> Work required
Wherever the string "frac" occurs in a line of these records, report that line.

> Dataset
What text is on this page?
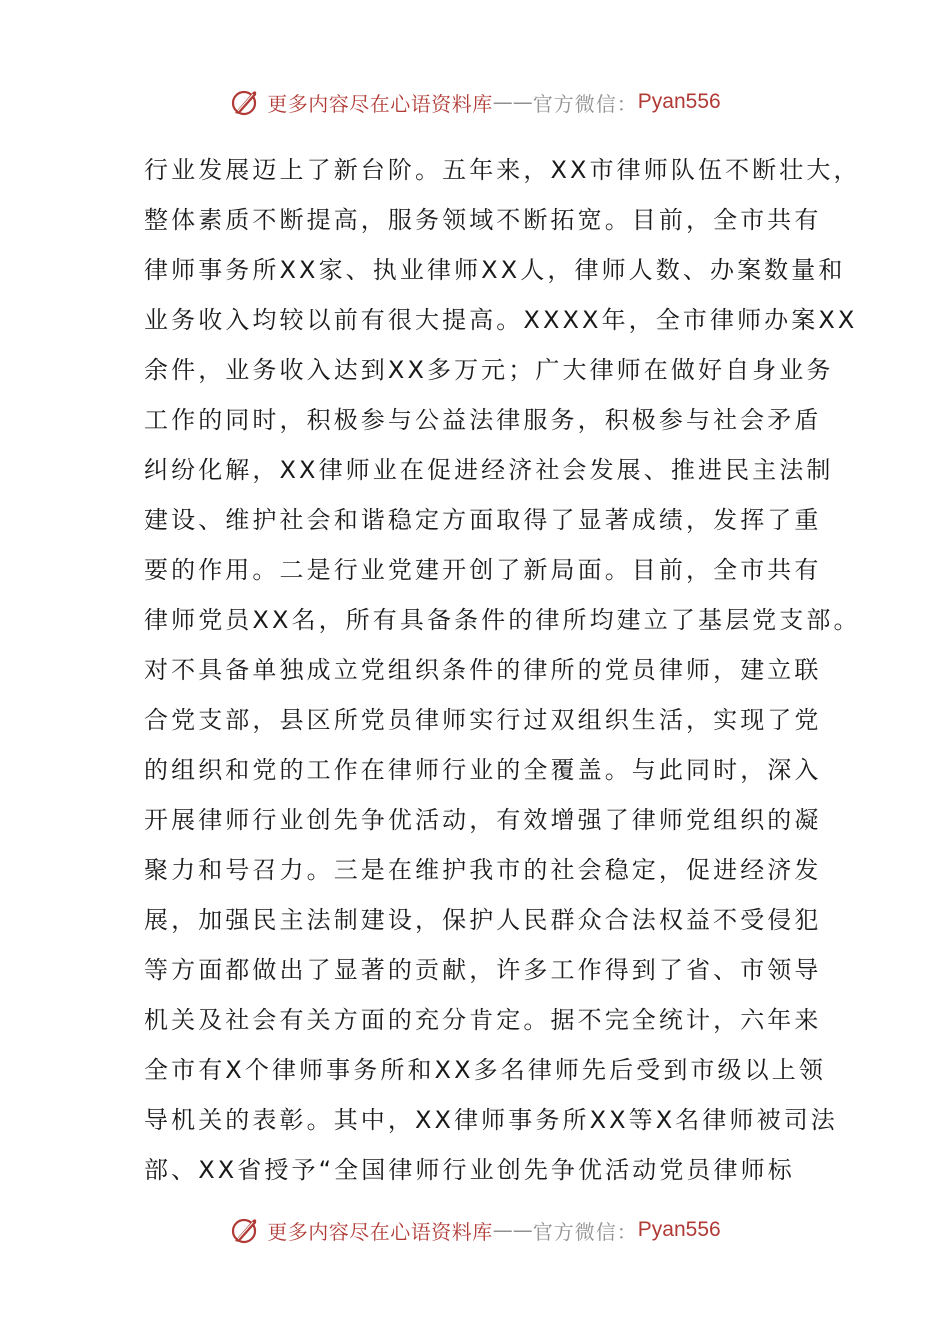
更多内容尽在心语资料库 —— 官方微信： Pyan556
行业发展迈上了新台阶。五年来，XX市律师队伍不断壮大，
整体素质不断提高，服务领域不断拓宽。目前，全市共有
律师事务所XX家、执业律师XX人，律师人数、办案数量和
业务收入均较以前有很大提高。XXXX年，全市律师办案XX
余件，业务收入达到XX多万元；广大律师在做好自身业务
工作的同时，积极参与公益法律服务，积极参与社会矛盾
纠纷化解，XX律师业在促进经济社会发展、推进民主法制
建设、维护社会和谐稳定方面取得了显著成绩，发挥了重
要的作用。二是行业党建开创了新局面。目前，全市共有
律师党员XX名，所有具备条件的律所均建立了基层党支部。
对不具备单独成立党组织条件的律所的党员律师，建立联
合党支部，县区所党员律师实行过双组织生活，实现了党
的组织和党的工作在律师行业的全覆盖。与此同时，深入
开展律师行业创先争优活动，有效增强了律师党组织的凝
聚力和号召力。三是在维护我市的社会稳定，促进经济发
展，加强民主法制建设，保护人民群众合法权益不受侵犯
等方面都做出了显著的贡献，许多工作得到了省、市领导
机关及社会有关方面的充分肯定。据不完全统计，六年来
全市有X个律师事务所和XX多名律师先后受到市级以上领
导机关的表彰。其中，XX律师事务所XX等X名律师被司法
部、XX省授予“全国律师行业创先争优活动党员律师标
更多内容尽在心语资料库 —— 官方微信： Pyan556
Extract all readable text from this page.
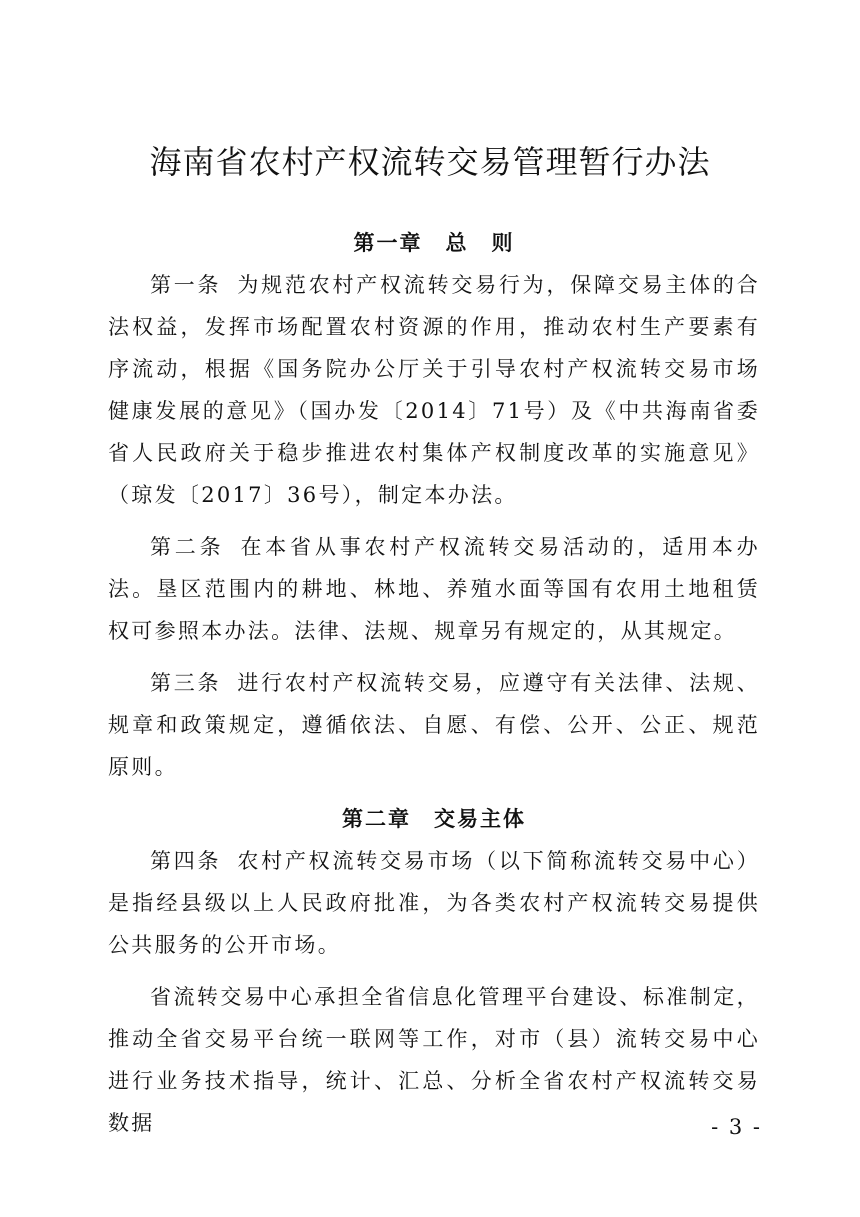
海南省农村产权流转交易管理暂行办法
第一章　总　则

第一条 为规范农村产权流转交易行为，保障交易主体的合法权益，发挥市场配置农村资源的作用，推动农村生产要素有序流动，根据《国务院办公厅关于引导农村产权流转交易市场健康发展的意见》（国办发〔2014〕71号）及《中共海南省委 省人民政府关于稳步推进农村集体产权制度改革的实施意见》（琼发〔2017〕36号），制定本办法。

第二条 在本省从事农村产权流转交易活动的，适用本办法。垦区范围内的耕地、林地、养殖水面等国有农用土地租赁权可参照本办法。法律、法规、规章另有规定的，从其规定。

第三条 进行农村产权流转交易，应遵守有关法律、法规、规章和政策规定，遵循依法、自愿、有偿、公开、公正、规范原则。

第二章　交易主体

第四条 农村产权流转交易市场（以下简称流转交易中心）是指经县级以上人民政府批准，为各类农村产权流转交易提供公共服务的公开市场。

省流转交易中心承担全省信息化管理平台建设、标准制定，推动全省交易平台统一联网等工作，对市（县）流转交易中心进行业务技术指导，统计、汇总、分析全省农村产权流转交易数据	- 3 -
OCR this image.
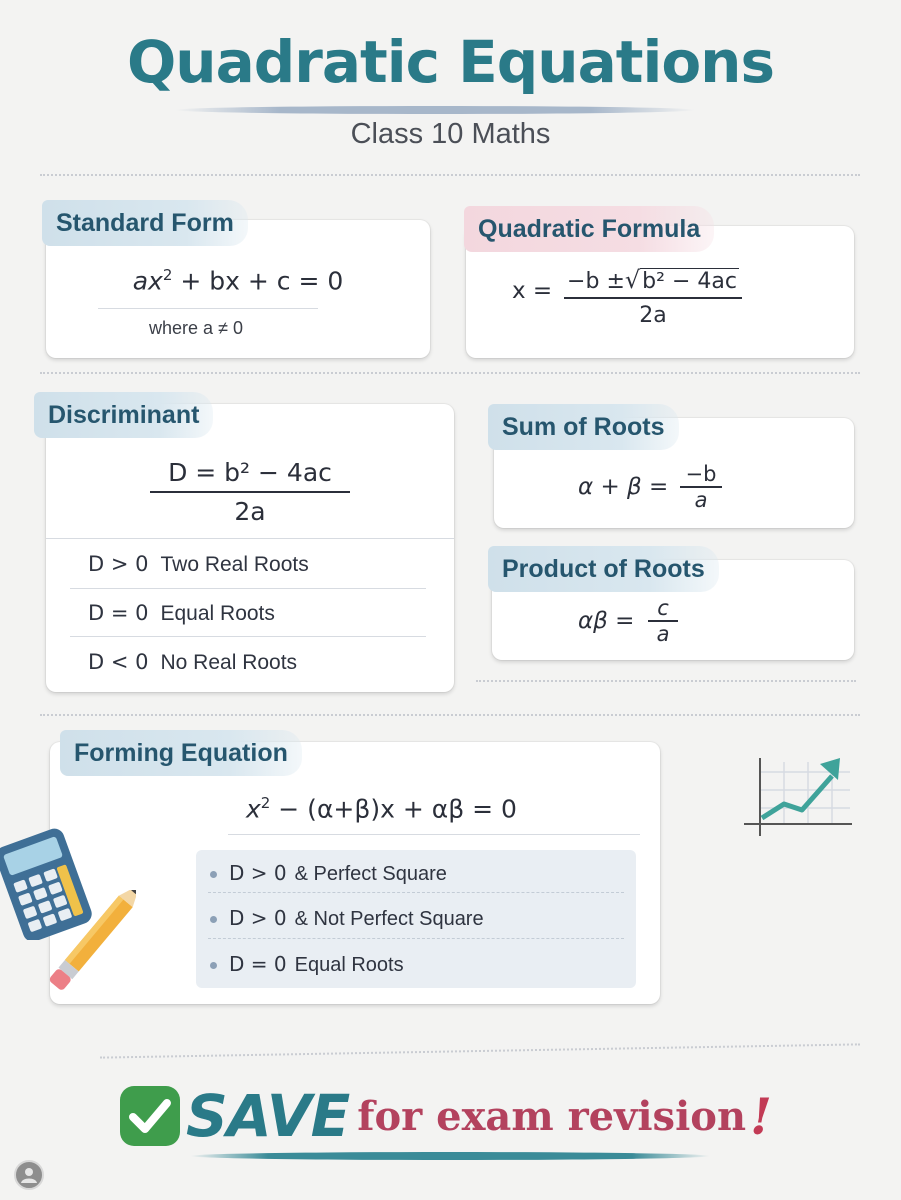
Quadratic Equations
Class 10 Maths
$ax^2$ + bx + c = 0
where a ≠ 0
Standard Form
x = −b ±√b² − 4ac
2a
Quadratic Formula
$\frac{\text{D = b² − 4ac}}{2a}$
D > 0 Two Real Roots
D = 0 Equal Roots
D < 0 No Real Roots
Discriminant
$\alpha + \beta = \frac{-b}{a}$
Sum of Roots
$\alpha\beta = \frac{c}{a}$
Product of Roots
$x^2 - (\alpha+\beta)x + \alpha\beta = 0$
Forming Equation
D > 0 & Perfect Square
D > 0 & Not Perfect Square
D = 0 Equal Roots
SAVE for exam revision!
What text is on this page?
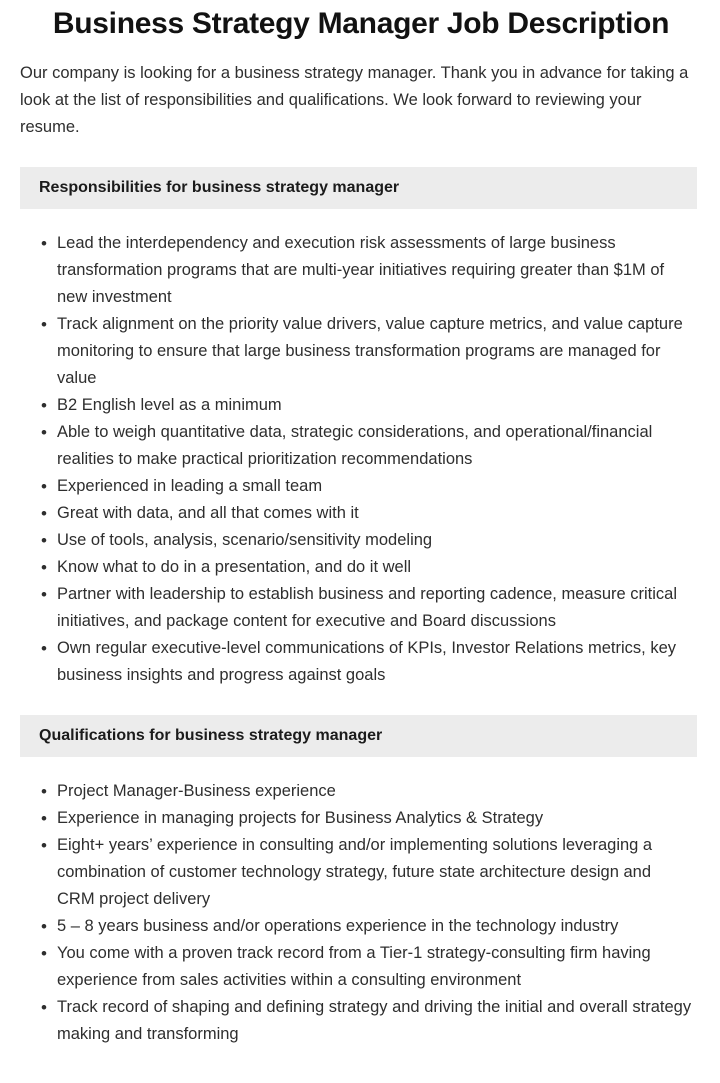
Business Strategy Manager Job Description

Our company is looking for a business strategy manager. Thank you in advance for taking a look at the list of responsibilities and qualifications. We look forward to reviewing your resume.

Responsibilities for business strategy manager
• Lead the interdependency and execution risk assessments of large business transformation programs that are multi-year initiatives requiring greater than $1M of new investment
• Track alignment on the priority value drivers, value capture metrics, and value capture monitoring to ensure that large business transformation programs are managed for value
• B2 English level as a minimum
• Able to weigh quantitative data, strategic considerations, and operational/financial realities to make practical prioritization recommendations
• Experienced in leading a small team
• Great with data, and all that comes with it
• Use of tools, analysis, scenario/sensitivity modeling
• Know what to do in a presentation, and do it well
• Partner with leadership to establish business and reporting cadence, measure critical initiatives, and package content for executive and Board discussions
• Own regular executive-level communications of KPIs, Investor Relations metrics, key business insights and progress against goals
Qualifications for business strategy manager
• Project Manager-Business experience
• Experience in managing projects for Business Analytics & Strategy
• Eight+ years’ experience in consulting and/or implementing solutions leveraging a combination of customer technology strategy, future state architecture design and CRM project delivery
• 5 – 8 years business and/or operations experience in the technology industry
• You come with a proven track record from a Tier-1 strategy-consulting firm having experience from sales activities within a consulting environment
• Track record of shaping and defining strategy and driving the initial and overall strategy making and transforming
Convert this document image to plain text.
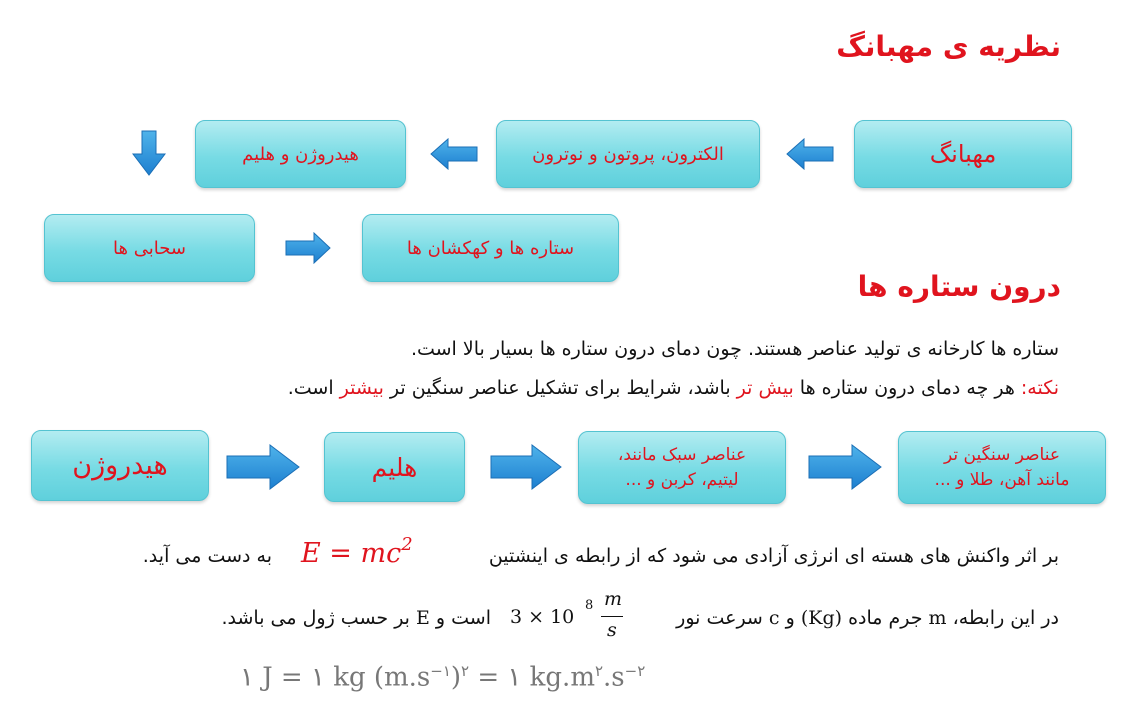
نظریه ی مهبانگ
مهبانگ
الکترون، پروتون و نوترون
هیدروژن و هلیم
سحابی ها	ستاره ها و کهکشان ها
درون ستاره ها
ستاره ها کارخانه ی تولید عناصر هستند. چون دمای درون ستاره ها بسیار بالا است.
نکته: هر چه دمای درون ستاره ها بیش تر باشد، شرایط برای تشکیل عناصر سنگین تر بیشتر است.
هیدروژن	هلیم	عناصر سبک مانند،
لیتیم، کربن و ...
عناصر سنگین تر
مانند آهن، طلا و ...
بر اثر واکنش های هسته ای انرژی آزادی می شود که از رابطه ی اینشتین
$E = mc^2$
به دست می آید.
در این رابطه، m جرم ماده (Kg) و c سرعت نور
3 × 10
8 m
s
است و E بر حسب ژول می باشد.
۱ J = ۱ kg $(m.s^{-۱})^۲$ = ۱ $kg.m^۲.s^{-۲}$
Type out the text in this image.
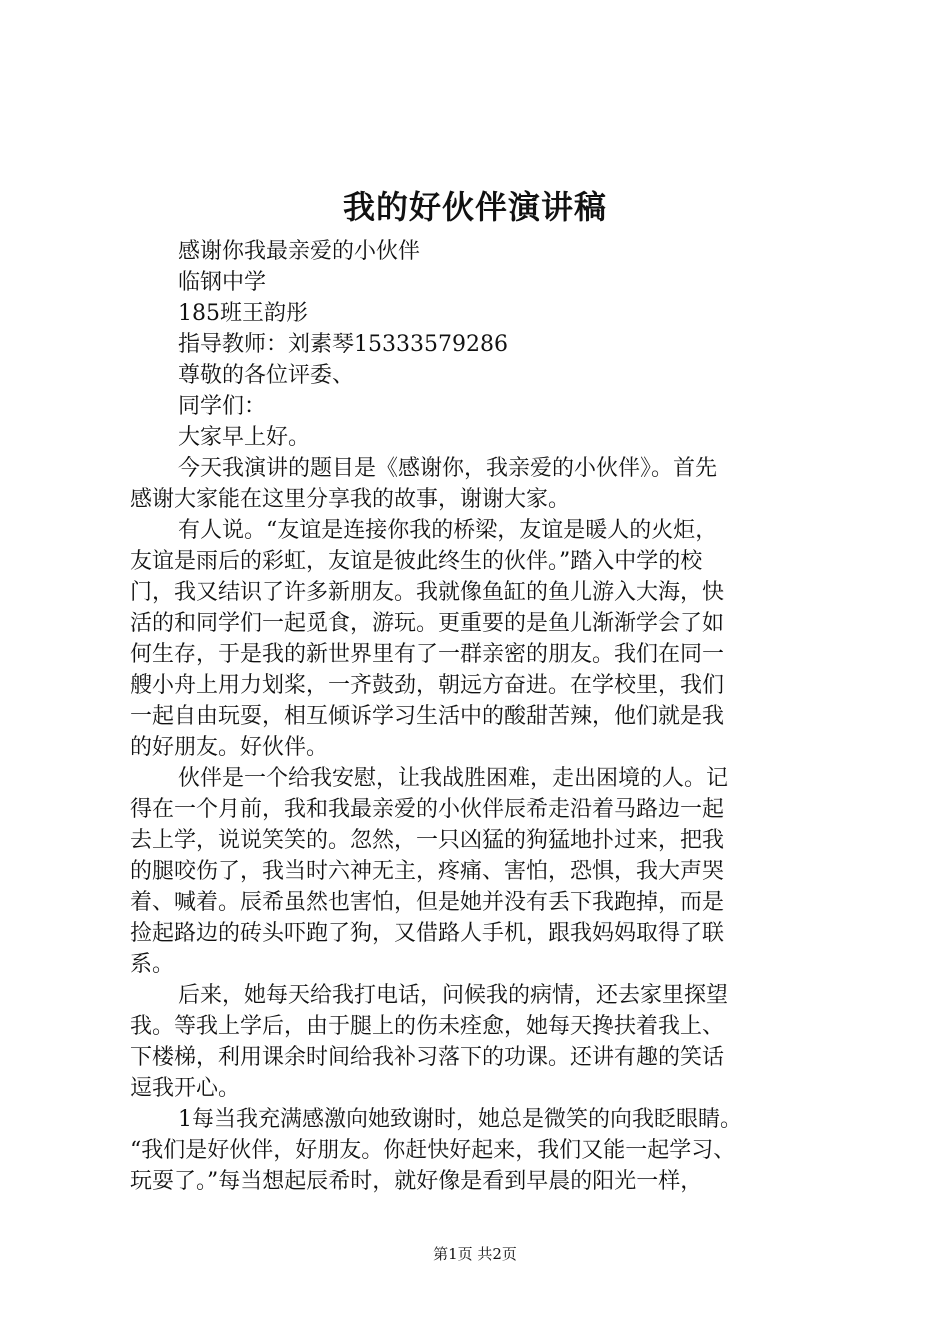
我的好伙伴演讲稿
感谢你我最亲爱的小伙伴
临钢中学
185班王韵彤
指导教师：刘素琴15333579286
尊敬的各位评委、
同学们：
大家早上好。
今天我演讲的题目是《感谢你，我亲爱的小伙伴》。首先
感谢大家能在这里分享我的故事，谢谢大家。
有人说。“友谊是连接你我的桥梁，友谊是暖人的火炬，
友谊是雨后的彩虹，友谊是彼此终生的伙伴。”踏入中学的校
门，我又结识了许多新朋友。我就像鱼缸的鱼儿游入大海，快
活的和同学们一起觅食，游玩。更重要的是鱼儿渐渐学会了如
何生存，于是我的新世界里有了一群亲密的朋友。我们在同一
艘小舟上用力划桨，一齐鼓劲，朝远方奋进。在学校里，我们
一起自由玩耍，相互倾诉学习生活中的酸甜苦辣，他们就是我
的好朋友。好伙伴。
伙伴是一个给我安慰，让我战胜困难，走出困境的人。记
得在一个月前，我和我最亲爱的小伙伴辰希走沿着马路边一起
去上学，说说笑笑的。忽然，一只凶猛的狗猛地扑过来，把我
的腿咬伤了，我当时六神无主，疼痛、害怕，恐惧，我大声哭
着、喊着。辰希虽然也害怕，但是她并没有丢下我跑掉，而是
捡起路边的砖头吓跑了狗，又借路人手机，跟我妈妈取得了联
系。
后来，她每天给我打电话，问候我的病情，还去家里探望
我。等我上学后，由于腿上的伤未痊愈，她每天搀扶着我上、
下楼梯，利用课余时间给我补习落下的功课。还讲有趣的笑话
逗我开心。
1每当我充满感激向她致谢时，她总是微笑的向我眨眼睛。
“我们是好伙伴，好朋友。你赶快好起来，我们又能一起学习、
玩耍了。”每当想起辰希时，就好像是看到早晨的阳光一样，
第1页 共2页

> Task result
$\frac{\text{D = b² − 4ac}}{2a}$
$\alpha + \beta = \frac{-b}{a}$
$\alpha\beta = \frac{c}{a}$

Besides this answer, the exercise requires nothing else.